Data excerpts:

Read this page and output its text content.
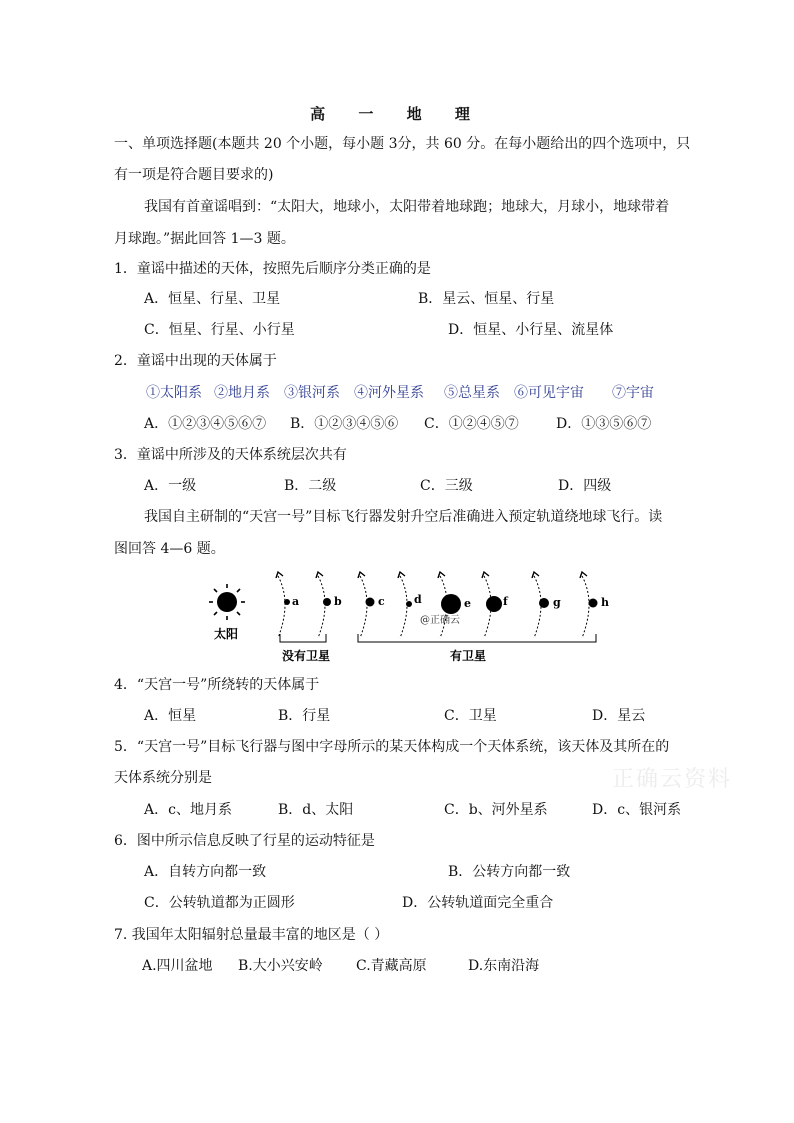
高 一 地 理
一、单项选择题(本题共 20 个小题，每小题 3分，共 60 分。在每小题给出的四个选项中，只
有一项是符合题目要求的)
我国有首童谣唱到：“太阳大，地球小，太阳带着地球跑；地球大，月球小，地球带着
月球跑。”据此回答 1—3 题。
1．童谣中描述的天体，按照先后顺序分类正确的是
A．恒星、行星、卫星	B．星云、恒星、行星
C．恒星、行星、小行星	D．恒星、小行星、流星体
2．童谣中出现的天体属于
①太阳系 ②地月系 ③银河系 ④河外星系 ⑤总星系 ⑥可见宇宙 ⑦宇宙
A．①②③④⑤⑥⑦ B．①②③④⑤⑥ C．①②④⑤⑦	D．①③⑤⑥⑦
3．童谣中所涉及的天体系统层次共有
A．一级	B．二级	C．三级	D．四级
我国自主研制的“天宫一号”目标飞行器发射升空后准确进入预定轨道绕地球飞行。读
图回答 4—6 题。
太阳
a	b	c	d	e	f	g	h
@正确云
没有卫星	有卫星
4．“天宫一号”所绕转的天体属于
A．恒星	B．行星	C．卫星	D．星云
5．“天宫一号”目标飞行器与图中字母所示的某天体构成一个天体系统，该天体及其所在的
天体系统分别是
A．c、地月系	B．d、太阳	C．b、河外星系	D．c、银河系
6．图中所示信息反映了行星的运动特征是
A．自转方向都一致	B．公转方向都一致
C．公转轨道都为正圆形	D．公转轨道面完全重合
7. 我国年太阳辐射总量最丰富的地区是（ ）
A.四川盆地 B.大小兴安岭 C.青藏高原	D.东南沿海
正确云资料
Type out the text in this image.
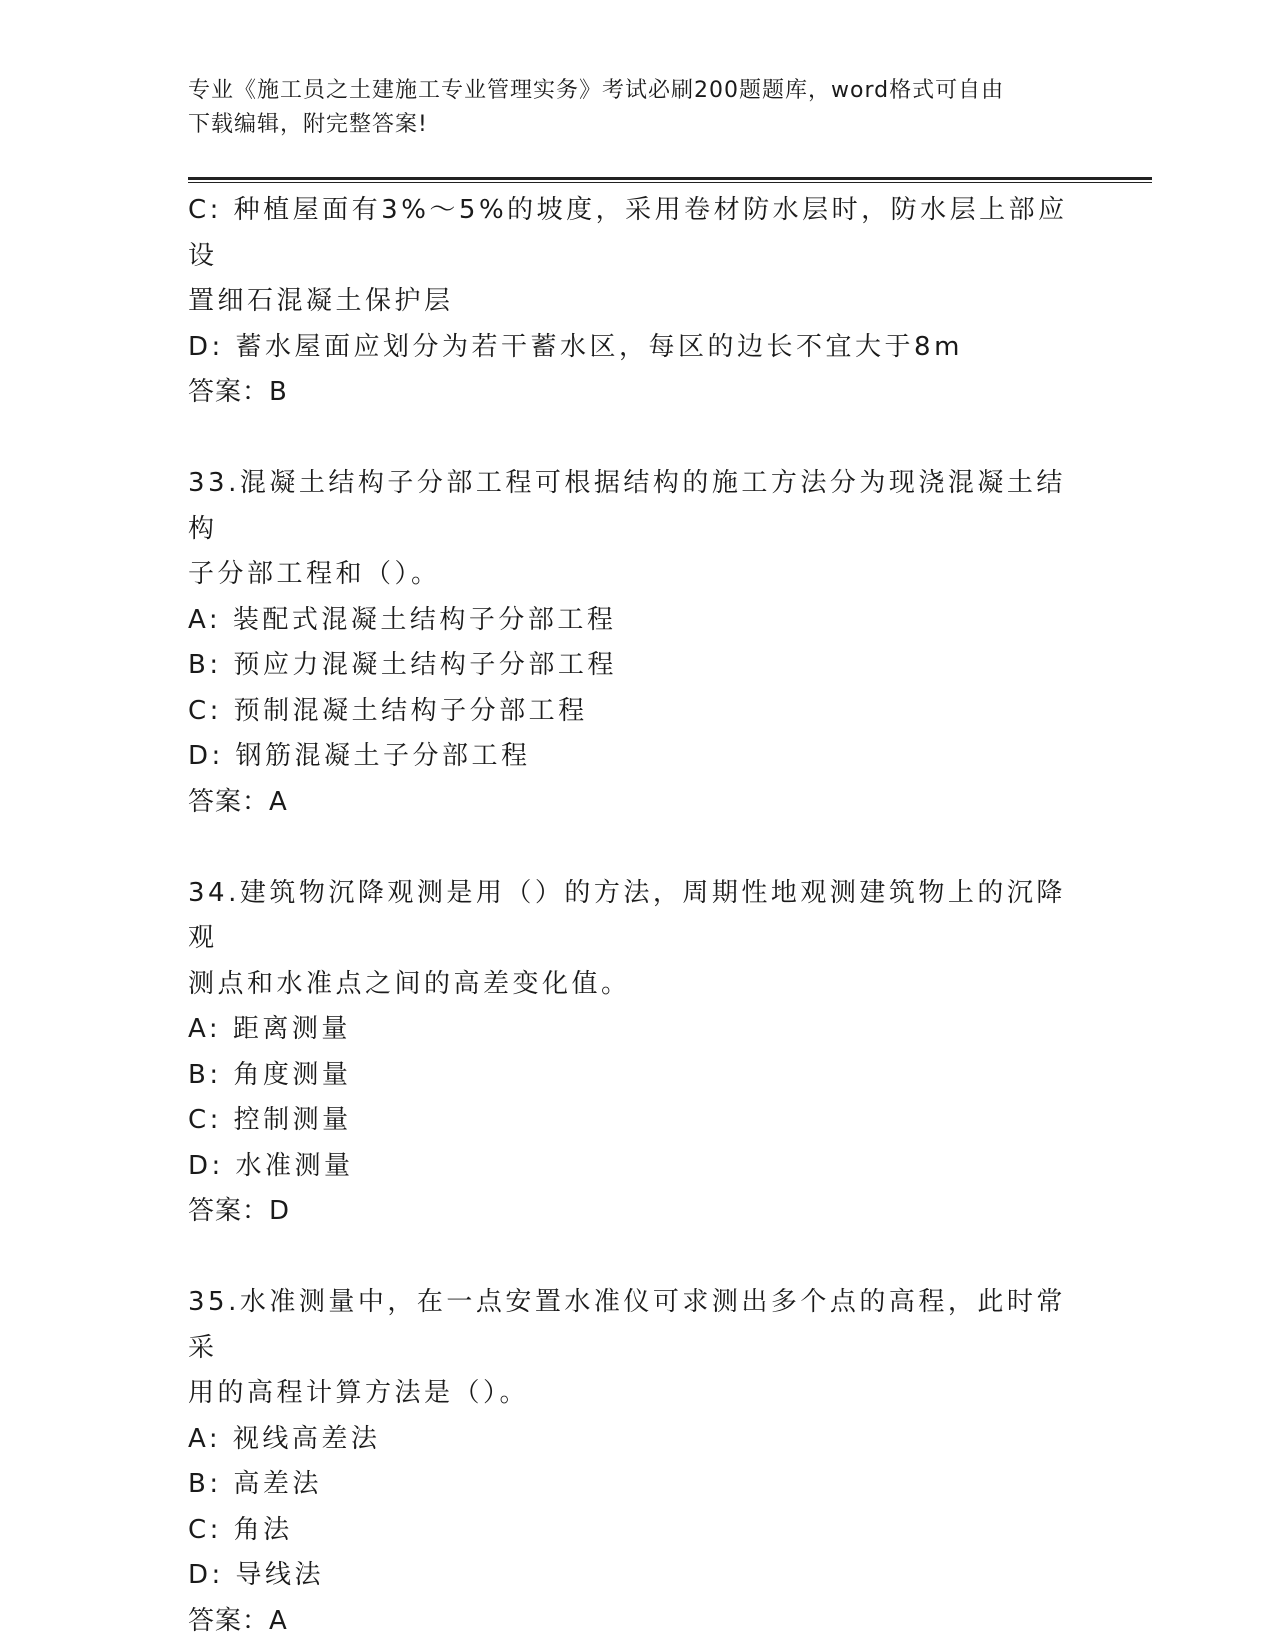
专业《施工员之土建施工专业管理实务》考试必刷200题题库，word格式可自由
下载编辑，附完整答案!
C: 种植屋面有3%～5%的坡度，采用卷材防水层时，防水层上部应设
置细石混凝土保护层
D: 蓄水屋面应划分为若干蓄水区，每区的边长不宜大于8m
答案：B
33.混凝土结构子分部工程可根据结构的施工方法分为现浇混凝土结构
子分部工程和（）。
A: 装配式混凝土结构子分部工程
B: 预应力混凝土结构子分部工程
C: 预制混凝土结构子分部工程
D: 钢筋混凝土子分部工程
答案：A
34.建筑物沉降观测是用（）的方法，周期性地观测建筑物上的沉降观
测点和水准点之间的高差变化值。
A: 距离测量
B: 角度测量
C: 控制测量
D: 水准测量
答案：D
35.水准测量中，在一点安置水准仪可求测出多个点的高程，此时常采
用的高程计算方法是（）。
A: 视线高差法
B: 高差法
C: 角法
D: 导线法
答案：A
--
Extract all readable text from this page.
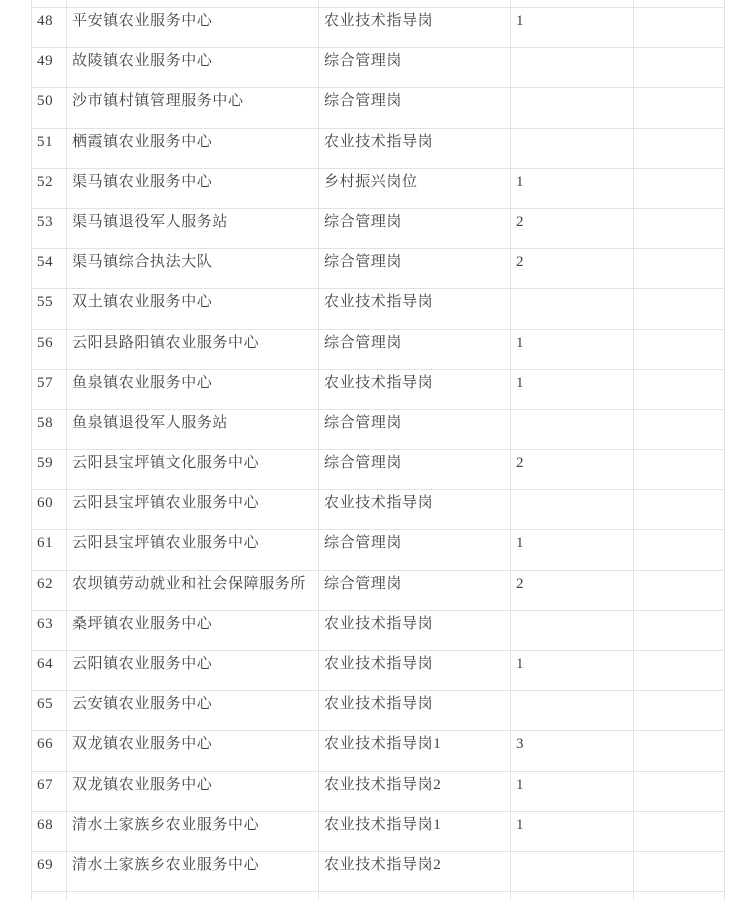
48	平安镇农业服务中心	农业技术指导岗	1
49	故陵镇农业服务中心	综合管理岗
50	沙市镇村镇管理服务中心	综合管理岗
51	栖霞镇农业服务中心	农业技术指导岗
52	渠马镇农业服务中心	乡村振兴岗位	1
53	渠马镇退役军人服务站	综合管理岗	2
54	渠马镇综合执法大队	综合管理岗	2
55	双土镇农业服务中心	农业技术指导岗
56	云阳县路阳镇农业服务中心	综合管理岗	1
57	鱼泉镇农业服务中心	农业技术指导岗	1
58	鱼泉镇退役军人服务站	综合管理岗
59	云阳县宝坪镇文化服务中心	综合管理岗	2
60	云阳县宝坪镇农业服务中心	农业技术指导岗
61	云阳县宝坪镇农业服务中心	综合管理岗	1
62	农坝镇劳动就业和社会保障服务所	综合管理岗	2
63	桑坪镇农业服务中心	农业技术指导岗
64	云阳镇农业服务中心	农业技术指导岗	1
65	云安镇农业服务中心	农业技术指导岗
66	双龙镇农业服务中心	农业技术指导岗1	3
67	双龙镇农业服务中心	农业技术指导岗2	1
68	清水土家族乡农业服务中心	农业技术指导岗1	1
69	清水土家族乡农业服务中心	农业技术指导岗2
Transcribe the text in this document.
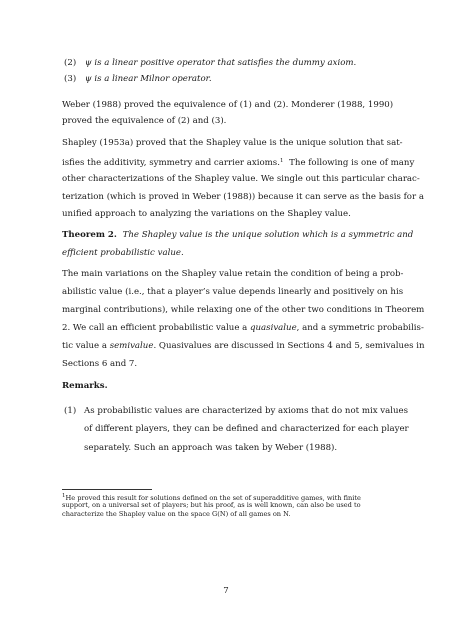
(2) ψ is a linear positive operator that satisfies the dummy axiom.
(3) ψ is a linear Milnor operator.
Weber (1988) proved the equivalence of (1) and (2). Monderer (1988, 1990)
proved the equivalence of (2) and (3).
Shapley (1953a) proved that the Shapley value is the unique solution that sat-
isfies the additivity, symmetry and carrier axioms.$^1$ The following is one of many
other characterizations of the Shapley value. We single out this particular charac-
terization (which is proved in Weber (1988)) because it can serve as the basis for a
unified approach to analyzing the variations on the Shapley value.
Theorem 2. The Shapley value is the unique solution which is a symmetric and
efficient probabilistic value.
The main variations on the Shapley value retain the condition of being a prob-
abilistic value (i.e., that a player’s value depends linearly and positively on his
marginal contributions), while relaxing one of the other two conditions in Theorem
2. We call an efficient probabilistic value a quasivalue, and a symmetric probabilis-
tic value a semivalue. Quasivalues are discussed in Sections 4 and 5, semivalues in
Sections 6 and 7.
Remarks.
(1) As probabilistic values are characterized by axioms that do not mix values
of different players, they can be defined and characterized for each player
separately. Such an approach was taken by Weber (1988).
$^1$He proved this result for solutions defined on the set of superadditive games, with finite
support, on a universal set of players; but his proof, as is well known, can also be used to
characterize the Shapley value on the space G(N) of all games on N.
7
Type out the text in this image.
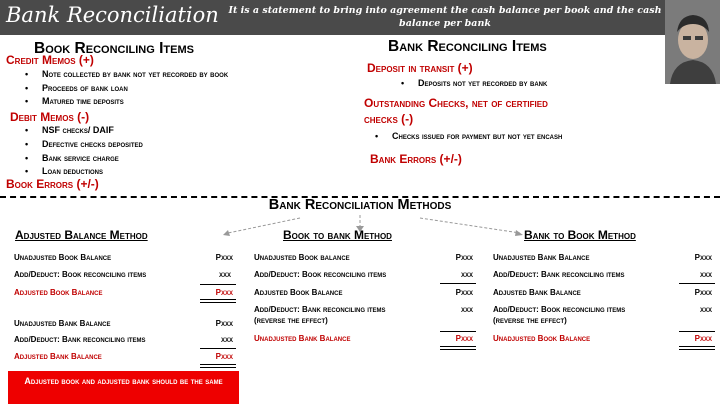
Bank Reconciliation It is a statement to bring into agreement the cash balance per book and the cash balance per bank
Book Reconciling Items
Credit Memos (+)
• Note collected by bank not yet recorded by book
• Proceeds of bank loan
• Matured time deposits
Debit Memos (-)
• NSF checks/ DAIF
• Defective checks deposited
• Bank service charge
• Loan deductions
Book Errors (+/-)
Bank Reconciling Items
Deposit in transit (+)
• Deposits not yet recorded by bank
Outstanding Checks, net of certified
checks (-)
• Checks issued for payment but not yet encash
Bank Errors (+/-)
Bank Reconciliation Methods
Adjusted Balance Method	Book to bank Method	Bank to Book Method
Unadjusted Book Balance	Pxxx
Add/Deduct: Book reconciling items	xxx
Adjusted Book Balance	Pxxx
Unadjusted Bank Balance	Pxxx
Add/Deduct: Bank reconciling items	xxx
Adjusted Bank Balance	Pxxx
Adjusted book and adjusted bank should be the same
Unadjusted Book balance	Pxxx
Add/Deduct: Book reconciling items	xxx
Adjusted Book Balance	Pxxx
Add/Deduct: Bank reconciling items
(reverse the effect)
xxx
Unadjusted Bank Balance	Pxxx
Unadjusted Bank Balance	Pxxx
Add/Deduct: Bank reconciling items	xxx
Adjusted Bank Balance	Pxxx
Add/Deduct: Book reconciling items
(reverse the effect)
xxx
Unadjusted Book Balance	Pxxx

Brief: Every line that holds the word "Shapley" should be extracted.

Full response:
Shapley (1953a) proved that the Shapley value is the unique solution that sat-
other characterizations of the Shapley value. We single out this particular charac-
unified approach to analyzing the variations on the Shapley value.
Theorem 2. The Shapley value is the unique solution which is a symmetric and
The main variations on the Shapley value retain the condition of being a prob-
characterize the Shapley value on the space G(N) of all games on N.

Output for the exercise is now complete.